> **Data excerpts**
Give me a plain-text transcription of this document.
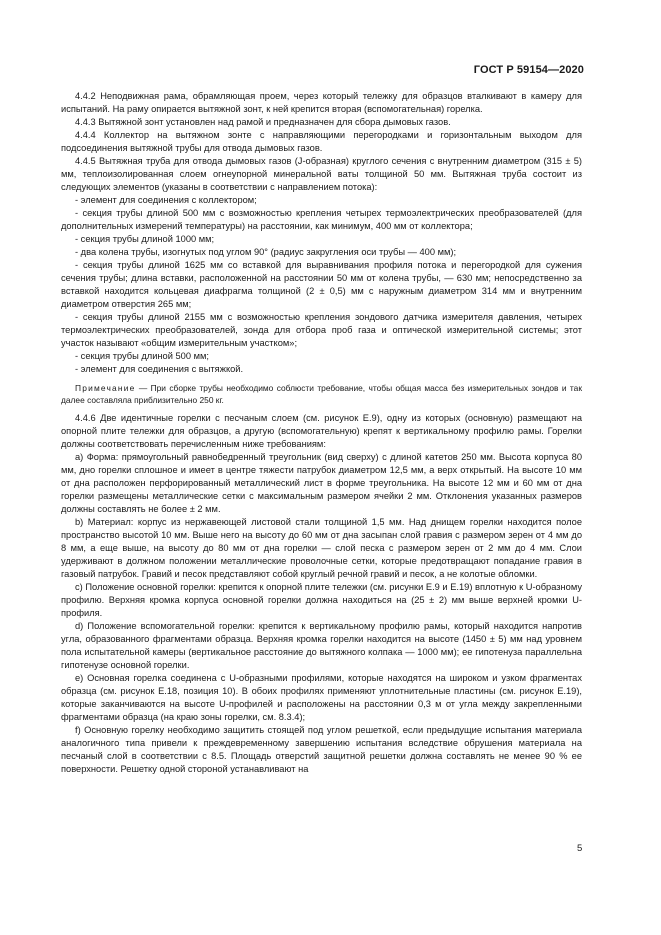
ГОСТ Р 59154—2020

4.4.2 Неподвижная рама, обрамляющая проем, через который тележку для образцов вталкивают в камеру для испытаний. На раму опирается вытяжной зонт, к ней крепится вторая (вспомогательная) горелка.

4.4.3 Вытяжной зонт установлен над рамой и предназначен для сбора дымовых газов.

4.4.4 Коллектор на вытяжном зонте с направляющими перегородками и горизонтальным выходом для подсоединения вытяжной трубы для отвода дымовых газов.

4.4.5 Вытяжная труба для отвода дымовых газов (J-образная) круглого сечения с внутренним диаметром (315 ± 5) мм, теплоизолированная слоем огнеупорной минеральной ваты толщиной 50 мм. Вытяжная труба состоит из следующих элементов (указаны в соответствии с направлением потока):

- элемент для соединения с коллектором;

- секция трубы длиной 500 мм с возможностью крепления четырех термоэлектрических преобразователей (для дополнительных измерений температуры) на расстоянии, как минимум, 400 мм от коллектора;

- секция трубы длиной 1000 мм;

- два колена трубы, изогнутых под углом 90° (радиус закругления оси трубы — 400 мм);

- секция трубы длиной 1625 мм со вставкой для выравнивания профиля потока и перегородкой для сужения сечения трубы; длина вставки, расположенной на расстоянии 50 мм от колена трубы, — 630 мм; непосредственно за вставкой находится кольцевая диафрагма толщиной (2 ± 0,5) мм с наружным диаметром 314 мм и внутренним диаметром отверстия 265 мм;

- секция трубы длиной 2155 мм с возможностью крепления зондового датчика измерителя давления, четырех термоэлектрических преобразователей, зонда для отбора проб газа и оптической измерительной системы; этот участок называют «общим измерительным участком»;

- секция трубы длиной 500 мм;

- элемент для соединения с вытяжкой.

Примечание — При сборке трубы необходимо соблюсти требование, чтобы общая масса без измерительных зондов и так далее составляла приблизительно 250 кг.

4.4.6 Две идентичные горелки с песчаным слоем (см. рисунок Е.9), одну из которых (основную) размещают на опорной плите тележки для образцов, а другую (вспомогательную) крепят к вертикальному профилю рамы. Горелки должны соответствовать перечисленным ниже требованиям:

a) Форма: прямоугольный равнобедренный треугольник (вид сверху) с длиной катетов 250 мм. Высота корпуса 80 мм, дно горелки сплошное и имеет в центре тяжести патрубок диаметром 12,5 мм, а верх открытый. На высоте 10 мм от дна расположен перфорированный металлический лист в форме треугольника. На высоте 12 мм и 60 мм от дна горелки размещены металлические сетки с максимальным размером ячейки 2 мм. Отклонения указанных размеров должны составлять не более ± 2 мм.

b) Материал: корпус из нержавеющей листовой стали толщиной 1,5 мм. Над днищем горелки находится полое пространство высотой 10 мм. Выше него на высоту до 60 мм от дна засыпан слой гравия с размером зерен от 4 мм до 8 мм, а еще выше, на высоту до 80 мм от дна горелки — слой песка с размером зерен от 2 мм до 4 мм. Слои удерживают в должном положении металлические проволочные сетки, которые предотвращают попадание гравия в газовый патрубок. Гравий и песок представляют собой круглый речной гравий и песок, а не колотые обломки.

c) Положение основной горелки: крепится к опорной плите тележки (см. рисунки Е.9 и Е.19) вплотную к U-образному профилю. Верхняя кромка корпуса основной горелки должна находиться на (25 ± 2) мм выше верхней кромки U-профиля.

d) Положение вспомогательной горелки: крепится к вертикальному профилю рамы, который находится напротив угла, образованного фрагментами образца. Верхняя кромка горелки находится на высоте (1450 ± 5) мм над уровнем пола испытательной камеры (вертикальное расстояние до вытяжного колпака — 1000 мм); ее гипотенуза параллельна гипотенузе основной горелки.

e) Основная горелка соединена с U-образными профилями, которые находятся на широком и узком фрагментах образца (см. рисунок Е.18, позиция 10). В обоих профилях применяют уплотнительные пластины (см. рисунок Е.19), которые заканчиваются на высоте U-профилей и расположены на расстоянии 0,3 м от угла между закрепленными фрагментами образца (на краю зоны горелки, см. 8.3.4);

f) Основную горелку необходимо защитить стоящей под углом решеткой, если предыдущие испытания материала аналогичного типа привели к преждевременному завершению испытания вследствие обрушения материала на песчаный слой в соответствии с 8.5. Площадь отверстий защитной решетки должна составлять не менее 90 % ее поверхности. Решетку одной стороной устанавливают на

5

* * *

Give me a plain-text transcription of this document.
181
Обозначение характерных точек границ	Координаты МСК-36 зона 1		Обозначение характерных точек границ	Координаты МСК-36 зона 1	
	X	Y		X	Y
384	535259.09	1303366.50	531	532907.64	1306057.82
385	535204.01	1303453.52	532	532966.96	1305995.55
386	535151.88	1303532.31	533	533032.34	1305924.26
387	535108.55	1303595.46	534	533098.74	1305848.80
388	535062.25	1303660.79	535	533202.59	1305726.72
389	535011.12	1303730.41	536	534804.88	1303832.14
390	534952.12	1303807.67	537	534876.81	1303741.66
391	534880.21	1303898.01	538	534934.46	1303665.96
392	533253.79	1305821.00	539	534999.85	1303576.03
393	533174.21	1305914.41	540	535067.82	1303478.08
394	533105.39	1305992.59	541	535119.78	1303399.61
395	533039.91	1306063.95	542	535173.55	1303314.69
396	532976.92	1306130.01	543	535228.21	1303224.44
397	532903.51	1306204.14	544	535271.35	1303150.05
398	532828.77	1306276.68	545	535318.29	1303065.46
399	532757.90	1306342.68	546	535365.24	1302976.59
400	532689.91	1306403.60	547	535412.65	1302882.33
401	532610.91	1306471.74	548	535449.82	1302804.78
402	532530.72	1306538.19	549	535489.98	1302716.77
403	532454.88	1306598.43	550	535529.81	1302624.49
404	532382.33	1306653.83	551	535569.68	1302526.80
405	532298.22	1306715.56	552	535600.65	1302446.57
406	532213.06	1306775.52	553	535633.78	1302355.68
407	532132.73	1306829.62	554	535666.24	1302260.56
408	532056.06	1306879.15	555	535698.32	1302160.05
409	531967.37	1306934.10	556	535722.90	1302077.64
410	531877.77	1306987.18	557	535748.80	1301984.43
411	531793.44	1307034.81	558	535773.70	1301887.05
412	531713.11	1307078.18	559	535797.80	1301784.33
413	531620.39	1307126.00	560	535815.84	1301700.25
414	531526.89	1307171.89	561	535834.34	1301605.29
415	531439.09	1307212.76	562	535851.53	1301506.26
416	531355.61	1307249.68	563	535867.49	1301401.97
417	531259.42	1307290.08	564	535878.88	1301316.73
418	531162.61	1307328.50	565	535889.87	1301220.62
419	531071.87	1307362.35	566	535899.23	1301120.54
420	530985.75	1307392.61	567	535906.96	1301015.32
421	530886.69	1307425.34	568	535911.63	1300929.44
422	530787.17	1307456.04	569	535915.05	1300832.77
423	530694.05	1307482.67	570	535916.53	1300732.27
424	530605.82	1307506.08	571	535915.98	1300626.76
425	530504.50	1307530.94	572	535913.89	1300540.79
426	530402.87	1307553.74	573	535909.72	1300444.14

* * *

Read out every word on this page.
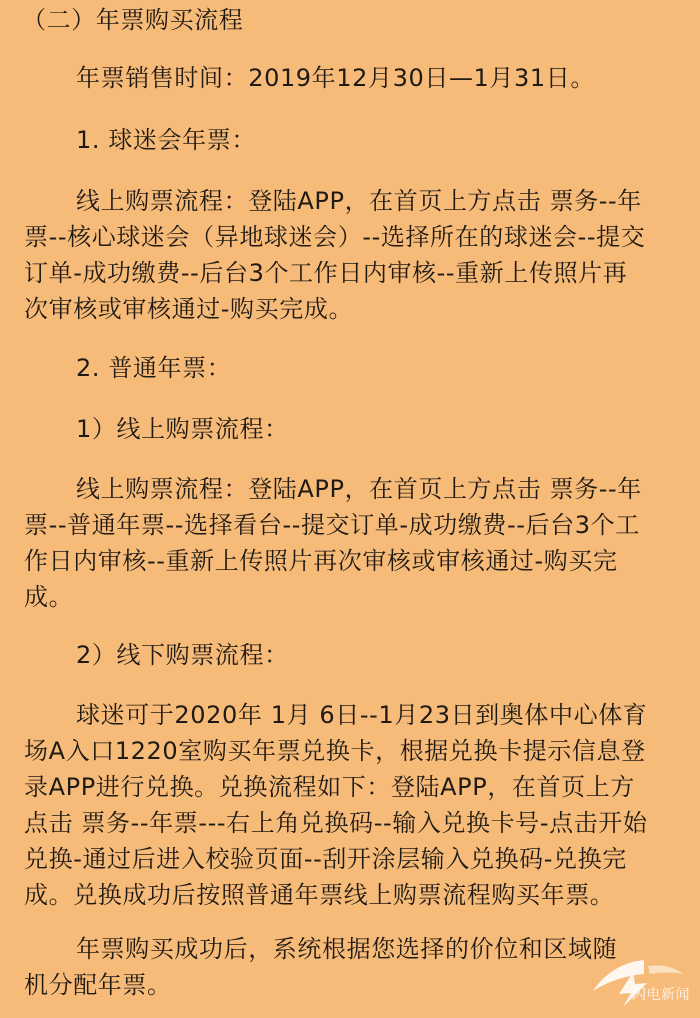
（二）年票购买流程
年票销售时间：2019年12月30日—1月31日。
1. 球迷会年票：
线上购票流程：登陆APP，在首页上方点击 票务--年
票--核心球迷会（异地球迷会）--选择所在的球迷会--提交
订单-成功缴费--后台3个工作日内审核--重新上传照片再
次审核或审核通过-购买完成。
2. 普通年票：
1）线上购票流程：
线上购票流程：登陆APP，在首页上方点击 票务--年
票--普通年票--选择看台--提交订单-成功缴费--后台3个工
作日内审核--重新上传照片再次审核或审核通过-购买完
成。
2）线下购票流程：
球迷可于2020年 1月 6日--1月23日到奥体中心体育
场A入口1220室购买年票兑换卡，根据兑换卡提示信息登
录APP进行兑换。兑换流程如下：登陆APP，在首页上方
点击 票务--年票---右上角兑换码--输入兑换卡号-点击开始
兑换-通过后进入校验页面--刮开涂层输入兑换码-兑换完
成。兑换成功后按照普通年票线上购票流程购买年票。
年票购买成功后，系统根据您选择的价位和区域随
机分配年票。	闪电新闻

> **Exercise brief**
From the material above, copy each line that includes the word "составлять".

> **Response**
a) Форма: прямоугольный равнобедренный треугольник (вид сверху) с длиной катетов 250 мм. Высота корпуса 80 мм, дно горелки сплошное и имеет в центре тяжести патрубок диаметром 12,5 мм, а верх открытый. На высоте 10 мм от дна расположен перфорированный металлический лист в форме треугольника. На высоте 12 мм и 60 мм от дна горелки размещены металлические сетки с максимальным размером ячейки 2 мм. Отклонения указанных размеров должны составлять не более ± 2 мм.
f) Основную горелку необходимо защитить стоящей под углом решеткой, если предыдущие испытания материала аналогичного типа привели к преждевременному завершению испытания вследствие обрушения материала на песчаный слой в соответствии с 8.5. Площадь отверстий защитной решетки должна составлять не менее 90 % ее поверхности. Решетку одной стороной устанавливают на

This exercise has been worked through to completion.